▸ **Material for this task**
——————

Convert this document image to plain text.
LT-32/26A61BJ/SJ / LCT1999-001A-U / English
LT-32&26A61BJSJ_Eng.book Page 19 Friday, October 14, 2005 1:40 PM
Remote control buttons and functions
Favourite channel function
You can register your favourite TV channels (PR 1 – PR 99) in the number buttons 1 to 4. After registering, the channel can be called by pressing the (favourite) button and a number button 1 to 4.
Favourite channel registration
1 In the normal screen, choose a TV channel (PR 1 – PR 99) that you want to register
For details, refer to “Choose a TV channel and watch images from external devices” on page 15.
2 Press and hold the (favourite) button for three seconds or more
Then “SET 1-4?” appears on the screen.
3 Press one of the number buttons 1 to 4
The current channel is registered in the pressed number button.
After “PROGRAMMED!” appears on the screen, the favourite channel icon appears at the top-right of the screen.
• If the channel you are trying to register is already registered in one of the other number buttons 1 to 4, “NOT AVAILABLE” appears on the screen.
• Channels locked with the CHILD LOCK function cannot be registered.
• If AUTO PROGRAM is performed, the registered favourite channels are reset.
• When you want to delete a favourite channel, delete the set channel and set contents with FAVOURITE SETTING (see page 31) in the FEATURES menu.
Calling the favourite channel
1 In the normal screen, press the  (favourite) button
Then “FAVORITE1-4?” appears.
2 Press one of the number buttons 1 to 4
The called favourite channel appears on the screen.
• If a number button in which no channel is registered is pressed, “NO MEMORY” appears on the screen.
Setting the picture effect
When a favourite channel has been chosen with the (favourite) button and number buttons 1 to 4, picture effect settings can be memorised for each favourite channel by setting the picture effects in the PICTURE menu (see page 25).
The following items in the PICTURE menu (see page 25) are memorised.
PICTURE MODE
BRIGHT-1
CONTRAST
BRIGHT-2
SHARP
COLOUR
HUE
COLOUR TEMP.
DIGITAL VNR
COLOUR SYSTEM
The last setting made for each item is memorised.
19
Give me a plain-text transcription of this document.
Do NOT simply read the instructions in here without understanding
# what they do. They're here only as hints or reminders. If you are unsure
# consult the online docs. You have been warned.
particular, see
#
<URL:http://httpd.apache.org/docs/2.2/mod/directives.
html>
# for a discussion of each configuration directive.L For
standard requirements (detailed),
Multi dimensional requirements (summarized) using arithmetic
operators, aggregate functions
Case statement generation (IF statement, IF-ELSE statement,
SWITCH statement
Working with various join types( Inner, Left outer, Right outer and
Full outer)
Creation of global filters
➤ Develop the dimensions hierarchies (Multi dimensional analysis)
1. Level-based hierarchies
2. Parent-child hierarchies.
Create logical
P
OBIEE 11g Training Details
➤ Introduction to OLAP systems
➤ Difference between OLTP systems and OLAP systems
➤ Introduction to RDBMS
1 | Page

——————

▸ **Written exercise**
Repeat each of the entries above precisely as given.

▸ **Solved problem**
Convert this document image to plain text.
LT-32/26A61BJ/SJ / LCT1999-001A-U / English
LT-32&26A61BJSJ_Eng.book Page 19 Friday, October 14, 2005 1:40 PM
Remote control buttons and functions
Favourite channel function
You can register your favourite TV channels (PR 1 – PR 99) in the number buttons 1 to 4. After registering, the channel can be called by pressing the (favourite) button and a number button 1 to 4.
Favourite channel registration
1 In the normal screen, choose a TV channel (PR 1 – PR 99) that you want to register
For details, refer to “Choose a TV channel and watch images from external devices” on page 15.
2 Press and hold the (favourite) button for three seconds or more
Then “SET 1-4?” appears on the screen.
3 Press one of the number buttons 1 to 4
The current channel is registered in the pressed number button.
After “PROGRAMMED!” appears on the screen, the favourite channel icon appears at the top-right of the screen.
• If the channel you are trying to register is already registered in one of the other number buttons 1 to 4, “NOT AVAILABLE” appears on the screen.
• Channels locked with the CHILD LOCK function cannot be registered.
• If AUTO PROGRAM is performed, the registered favourite channels are reset.
• When you want to delete a favourite channel, delete the set channel and set contents with FAVOURITE SETTING (see page 31) in the FEATURES menu.
Calling the favourite channel
1 In the normal screen, press the  (favourite) button
Then “FAVORITE1-4?” appears.
2 Press one of the number buttons 1 to 4
The called favourite channel appears on the screen.
• If a number button in which no channel is registered is pressed, “NO MEMORY” appears on the screen.
Setting the picture effect
When a favourite channel has been chosen with the (favourite) button and number buttons 1 to 4, picture effect settings can be memorised for each favourite channel by setting the picture effects in the PICTURE menu (see page 25).
The following items in the PICTURE menu (see page 25) are memorised.
PICTURE MODE
BRIGHT-1
CONTRAST
BRIGHT-2
SHARP
COLOUR
HUE
COLOUR TEMP.
DIGITAL VNR
COLOUR SYSTEM
The last setting made for each item is memorised.
19
Give me a plain-text transcription of this document.
Do NOT simply read the instructions in here without understanding
# what they do. They're here only as hints or reminders. If you are unsure
# consult the online docs. You have been warned.
particular, see
#
<URL:http://httpd.apache.org/docs/2.2/mod/directives.
html>
# for a discussion of each configuration directive.L For
standard requirements (detailed),
Multi dimensional requirements (summarized) using arithmetic
operators, aggregate functions
Case statement generation (IF statement, IF-ELSE statement,
SWITCH statement
Working with various join types( Inner, Left outer, Right outer and
Full outer)
Creation of global filters
➤ Develop the dimensions hierarchies (Multi dimensional analysis)
1. Level-based hierarchies
2. Parent-child hierarchies.
Create logical
P
OBIEE 11g Training Details
➤ Introduction to OLAP systems
➤ Difference between OLTP systems and OLAP systems
➤ Introduction to RDBMS
1 | Page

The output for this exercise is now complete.